▶ **Set problem**
Make an exact copy of the records, with the images left out.
-------
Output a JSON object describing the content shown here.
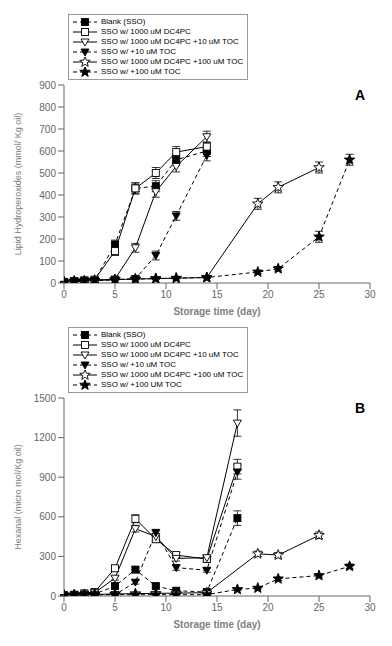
{
  "chart_data": [
    {
      "type": "line",
      "title": "A",
      "x_label": "Storage time (day)",
      "y_label": "Lipid Hydroperoxides (mmol/ Kg oil)",
      "xlim": [
        0,
        30
      ],
      "ylim": [
        0,
        900
      ],
      "xticks": [
        0,
        5,
        10,
        15,
        20,
        25,
        30
      ],
      "yticks": [
        0,
        100,
        200,
        300,
        400,
        500,
        600,
        700,
        800,
        900
      ],
      "grid": false,
      "legend": "upper left",
      "series": [
        {
          "name": "Blank (SSO)",
          "color": "black",
          "marker": "square",
          "line_style": "dashed",
          "x": [
            0,
            1,
            2,
            3,
            5,
            7,
            9,
            11,
            14
          ],
          "values": [
            5,
            8,
            10,
            12,
            175,
            430,
            440,
            560,
            600
          ],
          "yerr": [
            2,
            2,
            2,
            2,
            20,
            25,
            25,
            25,
            25
          ]
        },
        {
          "name": "SSO w/ 1000 uM DC4PC",
          "color": "black",
          "marker": "open-square",
          "line_style": "solid",
          "x": [
            0,
            1,
            2,
            3,
            5,
            7,
            9,
            11,
            14
          ],
          "values": [
            5,
            8,
            12,
            15,
            145,
            430,
            500,
            595,
            620
          ],
          "yerr": [
            2,
            2,
            2,
            2,
            20,
            25,
            25,
            25,
            20
          ]
        },
        {
          "name": "SSO w/ 1000 uM DC4PC +10 uM TOC",
          "color": "black",
          "marker": "open-triangle-down",
          "line_style": "solid",
          "x": [
            0,
            1,
            2,
            3,
            5,
            7,
            9,
            11,
            14
          ],
          "values": [
            5,
            8,
            10,
            12,
            18,
            160,
            415,
            530,
            665
          ],
          "yerr": [
            2,
            2,
            2,
            2,
            5,
            20,
            25,
            25,
            25
          ]
        },
        {
          "name": "SSO w/ +10 uM TOC",
          "color": "black",
          "marker": "triangle-down",
          "line_style": "dashed",
          "x": [
            0,
            1,
            2,
            3,
            5,
            7,
            9,
            11,
            14
          ],
          "values": [
            5,
            8,
            10,
            12,
            15,
            20,
            125,
            305,
            580
          ],
          "yerr": [
            2,
            2,
            2,
            2,
            5,
            5,
            20,
            20,
            25
          ]
        },
        {
          "name": "SSO w/ 1000 uM DC4PC +100 uM TOC",
          "color": "black",
          "marker": "open-star",
          "line_style": "solid",
          "x": [
            0,
            1,
            2,
            3,
            5,
            7,
            9,
            11,
            14,
            19,
            21,
            25
          ],
          "values": [
            5,
            8,
            10,
            12,
            15,
            18,
            20,
            22,
            25,
            360,
            435,
            525
          ],
          "yerr": [
            2,
            2,
            2,
            2,
            3,
            3,
            3,
            3,
            3,
            25,
            25,
            25
          ]
        },
        {
          "name": "SSO w/ +100 uM TOC",
          "color": "black",
          "marker": "star",
          "line_style": "dashed",
          "x": [
            0,
            1,
            2,
            3,
            5,
            7,
            9,
            11,
            14,
            19,
            21,
            25,
            28
          ],
          "values": [
            5,
            8,
            10,
            12,
            15,
            18,
            20,
            22,
            25,
            50,
            65,
            210,
            560
          ],
          "yerr": [
            2,
            2,
            2,
            2,
            3,
            3,
            3,
            3,
            3,
            8,
            10,
            25,
            25
          ]
        }
      ]
    },
    {
      "type": "line",
      "title": "B",
      "x_label": "Storage time (day)",
      "y_label": "Hexanal (micro mol/Kg oil)",
      "xlim": [
        0,
        30
      ],
      "ylim": [
        0,
        1500
      ],
      "xticks": [
        0,
        5,
        10,
        15,
        20,
        25,
        30
      ],
      "yticks": [
        0,
        300,
        600,
        900,
        1200,
        1500
      ],
      "grid": false,
      "legend": "upper left",
      "series": [
        {
          "name": "Blank (SSO)",
          "color": "black",
          "marker": "square",
          "line_style": "dashed",
          "x": [
            0,
            1,
            2,
            3,
            5,
            7,
            9,
            11,
            14,
            17
          ],
          "values": [
            5,
            8,
            10,
            15,
            75,
            200,
            75,
            40,
            30,
            590
          ],
          "yerr": [
            2,
            2,
            2,
            2,
            10,
            20,
            15,
            8,
            8,
            55
          ]
        },
        {
          "name": "SSO w/ 1000 uM DC4PC",
          "color": "black",
          "marker": "open-square",
          "line_style": "solid",
          "x": [
            0,
            1,
            2,
            3,
            5,
            7,
            9,
            11,
            14,
            17
          ],
          "values": [
            5,
            10,
            20,
            30,
            210,
            585,
            430,
            310,
            280,
            980
          ],
          "yerr": [
            2,
            2,
            3,
            5,
            20,
            30,
            25,
            20,
            20,
            55
          ]
        },
        {
          "name": "SSO w/ 1000 uM DC4PC +10 uM TOC",
          "color": "black",
          "marker": "open-triangle-down",
          "line_style": "solid",
          "x": [
            0,
            1,
            2,
            3,
            5,
            7,
            9,
            11,
            14,
            17
          ],
          "values": [
            5,
            10,
            15,
            25,
            135,
            510,
            450,
            285,
            290,
            1310
          ],
          "yerr": [
            2,
            2,
            3,
            5,
            15,
            25,
            25,
            20,
            20,
            100
          ]
        },
        {
          "name": "SSO w/ +10 uM TOC",
          "color": "black",
          "marker": "triangle-down",
          "line_style": "dashed",
          "x": [
            0,
            1,
            2,
            3,
            5,
            7,
            9,
            11,
            14,
            17
          ],
          "values": [
            5,
            8,
            10,
            10,
            10,
            105,
            480,
            215,
            195,
            940
          ],
          "yerr": [
            2,
            2,
            2,
            2,
            5,
            15,
            25,
            20,
            15,
            55
          ]
        },
        {
          "name": "SSO w/ 1000 uM DC4PC +100 uM TOC",
          "color": "black",
          "marker": "open-star",
          "line_style": "solid",
          "x": [
            0,
            1,
            2,
            3,
            5,
            7,
            9,
            11,
            14,
            19,
            21,
            25
          ],
          "values": [
            5,
            8,
            10,
            12,
            15,
            18,
            20,
            22,
            25,
            320,
            310,
            460
          ],
          "yerr": [
            2,
            2,
            2,
            2,
            3,
            3,
            3,
            3,
            3,
            20,
            20,
            25
          ]
        },
        {
          "name": "SSO w/ +100 UM TOC",
          "color": "black",
          "marker": "star",
          "line_style": "dashed",
          "x": [
            0,
            1,
            2,
            3,
            5,
            7,
            9,
            11,
            14,
            17,
            19,
            21,
            25,
            28
          ],
          "values": [
            5,
            8,
            10,
            10,
            10,
            10,
            10,
            10,
            10,
            50,
            60,
            130,
            155,
            225
          ],
          "yerr": [
            2,
            2,
            2,
            2,
            2,
            2,
            2,
            2,
            2,
            8,
            8,
            12,
            12,
            18
          ]
        }
      ]
    }
  ]
}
-------
▶ **Output below**
Output a JSON object describing the content shown here.
{
  "chart_data": [
    {
      "type": "line",
      "title": "A",
      "x_label": "Storage time (day)",
      "y_label": "Lipid Hydroperoxides (mmol/ Kg oil)",
      "xlim": [
        0,
        30
      ],
      "ylim": [
        0,
        900
      ],
      "xticks": [
        0,
        5,
        10,
        15,
        20,
        25,
        30
      ],
      "yticks": [
        0,
        100,
        200,
        300,
        400,
        500,
        600,
        700,
        800,
        900
      ],
      "grid": false,
      "legend": "upper left",
      "series": [
        {
          "name": "Blank (SSO)",
          "color": "black",
          "marker": "square",
          "line_style": "dashed",
          "x": [
            0,
            1,
            2,
            3,
            5,
            7,
            9,
            11,
            14
          ],
          "values": [
            5,
            8,
            10,
            12,
            175,
            430,
            440,
            560,
            600
          ],
          "yerr": [
            2,
            2,
            2,
            2,
            20,
            25,
            25,
            25,
            25
          ]
        },
        {
          "name": "SSO w/ 1000 uM DC4PC",
          "color": "black",
          "marker": "open-square",
          "line_style": "solid",
          "x": [
            0,
            1,
            2,
            3,
            5,
            7,
            9,
            11,
            14
          ],
          "values": [
            5,
            8,
            12,
            15,
            145,
            430,
            500,
            595,
            620
          ],
          "yerr": [
            2,
            2,
            2,
            2,
            20,
            25,
            25,
            25,
            20
          ]
        },
        {
          "name": "SSO w/ 1000 uM DC4PC +10 uM TOC",
          "color": "black",
          "marker": "open-triangle-down",
          "line_style": "solid",
          "x": [
            0,
            1,
            2,
            3,
            5,
            7,
            9,
            11,
            14
          ],
          "values": [
            5,
            8,
            10,
            12,
            18,
            160,
            415,
            530,
            665
          ],
          "yerr": [
            2,
            2,
            2,
            2,
            5,
            20,
            25,
            25,
            25
          ]
        },
        {
          "name": "SSO w/ +10 uM TOC",
          "color": "black",
          "marker": "triangle-down",
          "line_style": "dashed",
          "x": [
            0,
            1,
            2,
            3,
            5,
            7,
            9,
            11,
            14
          ],
          "values": [
            5,
            8,
            10,
            12,
            15,
            20,
            125,
            305,
            580
          ],
          "yerr": [
            2,
            2,
            2,
            2,
            5,
            5,
            20,
            20,
            25
          ]
        },
        {
          "name": "SSO w/ 1000 uM DC4PC +100 uM TOC",
          "color": "black",
          "marker": "open-star",
          "line_style": "solid",
          "x": [
            0,
            1,
            2,
            3,
            5,
            7,
            9,
            11,
            14,
            19,
            21,
            25
          ],
          "values": [
            5,
            8,
            10,
            12,
            15,
            18,
            20,
            22,
            25,
            360,
            435,
            525
          ],
          "yerr": [
            2,
            2,
            2,
            2,
            3,
            3,
            3,
            3,
            3,
            25,
            25,
            25
          ]
        },
        {
          "name": "SSO w/ +100 uM TOC",
          "color": "black",
          "marker": "star",
          "line_style": "dashed",
          "x": [
            0,
            1,
            2,
            3,
            5,
            7,
            9,
            11,
            14,
            19,
            21,
            25,
            28
          ],
          "values": [
            5,
            8,
            10,
            12,
            15,
            18,
            20,
            22,
            25,
            50,
            65,
            210,
            560
          ],
          "yerr": [
            2,
            2,
            2,
            2,
            3,
            3,
            3,
            3,
            3,
            8,
            10,
            25,
            25
          ]
        }
      ]
    },
    {
      "type": "line",
      "title": "B",
      "x_label": "Storage time (day)",
      "y_label": "Hexanal (micro mol/Kg oil)",
      "xlim": [
        0,
        30
      ],
      "ylim": [
        0,
        1500
      ],
      "xticks": [
        0,
        5,
        10,
        15,
        20,
        25,
        30
      ],
      "yticks": [
        0,
        300,
        600,
        900,
        1200,
        1500
      ],
      "grid": false,
      "legend": "upper left",
      "series": [
        {
          "name": "Blank (SSO)",
          "color": "black",
          "marker": "square",
          "line_style": "dashed",
          "x": [
            0,
            1,
            2,
            3,
            5,
            7,
            9,
            11,
            14,
            17
          ],
          "values": [
            5,
            8,
            10,
            15,
            75,
            200,
            75,
            40,
            30,
            590
          ],
          "yerr": [
            2,
            2,
            2,
            2,
            10,
            20,
            15,
            8,
            8,
            55
          ]
        },
        {
          "name": "SSO w/ 1000 uM DC4PC",
          "color": "black",
          "marker": "open-square",
          "line_style": "solid",
          "x": [
            0,
            1,
            2,
            3,
            5,
            7,
            9,
            11,
            14,
            17
          ],
          "values": [
            5,
            10,
            20,
            30,
            210,
            585,
            430,
            310,
            280,
            980
          ],
          "yerr": [
            2,
            2,
            3,
            5,
            20,
            30,
            25,
            20,
            20,
            55
          ]
        },
        {
          "name": "SSO w/ 1000 uM DC4PC +10 uM TOC",
          "color": "black",
          "marker": "open-triangle-down",
          "line_style": "solid",
          "x": [
            0,
            1,
            2,
            3,
            5,
            7,
            9,
            11,
            14,
            17
          ],
          "values": [
            5,
            10,
            15,
            25,
            135,
            510,
            450,
            285,
            290,
            1310
          ],
          "yerr": [
            2,
            2,
            3,
            5,
            15,
            25,
            25,
            20,
            20,
            100
          ]
        },
        {
          "name": "SSO w/ +10 uM TOC",
          "color": "black",
          "marker": "triangle-down",
          "line_style": "dashed",
          "x": [
            0,
            1,
            2,
            3,
            5,
            7,
            9,
            11,
            14,
            17
          ],
          "values": [
            5,
            8,
            10,
            10,
            10,
            105,
            480,
            215,
            195,
            940
          ],
          "yerr": [
            2,
            2,
            2,
            2,
            5,
            15,
            25,
            20,
            15,
            55
          ]
        },
        {
          "name": "SSO w/ 1000 uM DC4PC +100 uM TOC",
          "color": "black",
          "marker": "open-star",
          "line_style": "solid",
          "x": [
            0,
            1,
            2,
            3,
            5,
            7,
            9,
            11,
            14,
            19,
            21,
            25
          ],
          "values": [
            5,
            8,
            10,
            12,
            15,
            18,
            20,
            22,
            25,
            320,
            310,
            460
          ],
          "yerr": [
            2,
            2,
            2,
            2,
            3,
            3,
            3,
            3,
            3,
            20,
            20,
            25
          ]
        },
        {
          "name": "SSO w/ +100 UM TOC",
          "color": "black",
          "marker": "star",
          "line_style": "dashed",
          "x": [
            0,
            1,
            2,
            3,
            5,
            7,
            9,
            11,
            14,
            17,
            19,
            21,
            25,
            28
          ],
          "values": [
            5,
            8,
            10,
            10,
            10,
            10,
            10,
            10,
            10,
            50,
            60,
            130,
            155,
            225
          ],
          "yerr": [
            2,
            2,
            2,
            2,
            2,
            2,
            2,
            2,
            2,
            8,
            8,
            12,
            12,
            18
          ]
        }
      ]
    }
  ]
}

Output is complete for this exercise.